── Dataset records ──
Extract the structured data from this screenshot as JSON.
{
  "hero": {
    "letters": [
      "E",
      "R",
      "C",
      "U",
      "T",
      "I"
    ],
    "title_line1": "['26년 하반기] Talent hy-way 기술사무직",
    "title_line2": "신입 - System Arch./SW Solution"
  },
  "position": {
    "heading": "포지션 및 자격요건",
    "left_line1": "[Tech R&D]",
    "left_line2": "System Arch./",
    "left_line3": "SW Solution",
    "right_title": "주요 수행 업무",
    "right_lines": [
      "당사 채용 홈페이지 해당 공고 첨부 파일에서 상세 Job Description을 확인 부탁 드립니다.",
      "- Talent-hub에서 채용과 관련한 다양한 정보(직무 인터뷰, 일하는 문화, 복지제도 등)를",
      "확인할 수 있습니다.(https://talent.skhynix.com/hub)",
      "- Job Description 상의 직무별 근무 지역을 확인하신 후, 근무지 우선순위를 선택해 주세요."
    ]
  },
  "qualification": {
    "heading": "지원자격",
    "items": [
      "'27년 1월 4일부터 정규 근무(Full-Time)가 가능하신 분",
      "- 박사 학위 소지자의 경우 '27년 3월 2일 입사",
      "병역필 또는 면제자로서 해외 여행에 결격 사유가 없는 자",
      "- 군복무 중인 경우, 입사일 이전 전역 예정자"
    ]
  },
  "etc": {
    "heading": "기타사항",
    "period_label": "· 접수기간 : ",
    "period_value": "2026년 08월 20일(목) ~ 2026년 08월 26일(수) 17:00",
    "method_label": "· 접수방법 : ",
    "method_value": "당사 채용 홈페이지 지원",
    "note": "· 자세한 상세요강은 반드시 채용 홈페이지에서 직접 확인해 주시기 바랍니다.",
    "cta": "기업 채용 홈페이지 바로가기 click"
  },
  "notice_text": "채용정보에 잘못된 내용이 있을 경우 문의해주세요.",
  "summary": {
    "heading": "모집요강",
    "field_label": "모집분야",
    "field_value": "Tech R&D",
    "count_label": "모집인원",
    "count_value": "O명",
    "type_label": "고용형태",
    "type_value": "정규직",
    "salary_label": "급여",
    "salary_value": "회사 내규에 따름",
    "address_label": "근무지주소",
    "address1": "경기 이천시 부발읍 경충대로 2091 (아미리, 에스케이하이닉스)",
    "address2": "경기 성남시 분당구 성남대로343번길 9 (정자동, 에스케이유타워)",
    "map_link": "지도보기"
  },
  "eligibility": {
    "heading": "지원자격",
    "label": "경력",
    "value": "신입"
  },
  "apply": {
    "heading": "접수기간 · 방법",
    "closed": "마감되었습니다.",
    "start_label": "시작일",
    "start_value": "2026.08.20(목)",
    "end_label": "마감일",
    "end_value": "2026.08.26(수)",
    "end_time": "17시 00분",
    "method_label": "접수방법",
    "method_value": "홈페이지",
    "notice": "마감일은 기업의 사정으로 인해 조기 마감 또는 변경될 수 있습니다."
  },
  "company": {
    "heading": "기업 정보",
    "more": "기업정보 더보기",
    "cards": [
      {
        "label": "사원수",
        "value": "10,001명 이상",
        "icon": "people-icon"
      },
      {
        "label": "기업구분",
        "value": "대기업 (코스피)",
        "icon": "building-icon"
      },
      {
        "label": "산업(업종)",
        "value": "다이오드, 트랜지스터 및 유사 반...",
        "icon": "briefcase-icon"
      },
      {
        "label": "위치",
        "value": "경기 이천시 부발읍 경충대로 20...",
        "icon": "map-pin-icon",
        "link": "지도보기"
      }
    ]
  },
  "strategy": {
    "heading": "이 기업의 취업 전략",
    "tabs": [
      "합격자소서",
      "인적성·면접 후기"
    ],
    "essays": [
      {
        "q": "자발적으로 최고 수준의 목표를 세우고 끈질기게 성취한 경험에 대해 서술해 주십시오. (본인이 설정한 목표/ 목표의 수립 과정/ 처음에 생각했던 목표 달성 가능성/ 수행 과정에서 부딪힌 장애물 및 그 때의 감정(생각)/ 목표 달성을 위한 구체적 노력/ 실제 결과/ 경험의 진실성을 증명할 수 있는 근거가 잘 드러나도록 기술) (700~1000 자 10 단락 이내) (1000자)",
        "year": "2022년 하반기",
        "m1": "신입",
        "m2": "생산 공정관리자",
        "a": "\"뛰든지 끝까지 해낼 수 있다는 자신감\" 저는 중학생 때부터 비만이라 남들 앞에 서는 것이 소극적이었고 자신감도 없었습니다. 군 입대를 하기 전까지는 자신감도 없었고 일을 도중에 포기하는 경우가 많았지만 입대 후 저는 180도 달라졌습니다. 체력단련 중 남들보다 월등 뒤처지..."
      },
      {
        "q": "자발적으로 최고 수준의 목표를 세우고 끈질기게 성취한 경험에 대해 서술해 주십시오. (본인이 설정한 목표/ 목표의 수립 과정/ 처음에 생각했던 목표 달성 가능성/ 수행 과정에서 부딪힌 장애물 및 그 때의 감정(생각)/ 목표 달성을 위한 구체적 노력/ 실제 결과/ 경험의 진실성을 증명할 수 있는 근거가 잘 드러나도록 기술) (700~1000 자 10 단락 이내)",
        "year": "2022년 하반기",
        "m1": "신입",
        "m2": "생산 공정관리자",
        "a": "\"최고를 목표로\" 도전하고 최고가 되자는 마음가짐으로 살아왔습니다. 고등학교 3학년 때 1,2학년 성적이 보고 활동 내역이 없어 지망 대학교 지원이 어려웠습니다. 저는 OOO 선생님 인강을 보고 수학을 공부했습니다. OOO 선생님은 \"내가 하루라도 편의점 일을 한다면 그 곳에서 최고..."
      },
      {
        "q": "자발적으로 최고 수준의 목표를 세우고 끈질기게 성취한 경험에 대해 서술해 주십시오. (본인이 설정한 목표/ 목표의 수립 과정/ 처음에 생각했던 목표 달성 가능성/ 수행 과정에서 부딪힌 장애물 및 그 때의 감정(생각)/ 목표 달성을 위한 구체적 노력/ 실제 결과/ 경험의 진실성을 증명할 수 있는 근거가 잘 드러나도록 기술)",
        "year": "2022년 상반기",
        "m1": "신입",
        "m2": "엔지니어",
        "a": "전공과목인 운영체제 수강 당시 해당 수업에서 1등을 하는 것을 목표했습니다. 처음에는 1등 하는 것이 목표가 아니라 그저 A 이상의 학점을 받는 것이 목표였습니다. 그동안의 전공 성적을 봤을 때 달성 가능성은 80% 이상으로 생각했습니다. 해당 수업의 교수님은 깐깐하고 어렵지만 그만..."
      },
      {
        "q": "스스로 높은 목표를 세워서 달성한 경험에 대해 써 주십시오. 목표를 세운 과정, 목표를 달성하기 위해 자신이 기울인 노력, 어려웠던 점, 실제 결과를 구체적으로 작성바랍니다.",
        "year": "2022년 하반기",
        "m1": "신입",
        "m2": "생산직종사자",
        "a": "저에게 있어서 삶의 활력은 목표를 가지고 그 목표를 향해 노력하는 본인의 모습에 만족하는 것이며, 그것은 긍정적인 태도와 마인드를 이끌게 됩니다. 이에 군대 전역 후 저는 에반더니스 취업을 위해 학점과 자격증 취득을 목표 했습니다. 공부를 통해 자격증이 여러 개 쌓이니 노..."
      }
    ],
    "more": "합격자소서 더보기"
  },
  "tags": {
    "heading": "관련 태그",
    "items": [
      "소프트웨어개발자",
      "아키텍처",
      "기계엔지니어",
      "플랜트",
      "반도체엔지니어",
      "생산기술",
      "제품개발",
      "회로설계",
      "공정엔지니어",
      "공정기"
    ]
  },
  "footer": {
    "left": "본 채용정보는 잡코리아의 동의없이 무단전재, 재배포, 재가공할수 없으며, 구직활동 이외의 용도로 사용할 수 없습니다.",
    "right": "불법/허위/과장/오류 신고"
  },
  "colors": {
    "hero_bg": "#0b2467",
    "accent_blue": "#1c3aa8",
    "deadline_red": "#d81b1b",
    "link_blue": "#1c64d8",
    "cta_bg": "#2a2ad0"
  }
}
───
Job> Give only the number of lines in the entries above that contain the string "과정에서".

Exercise solution> 3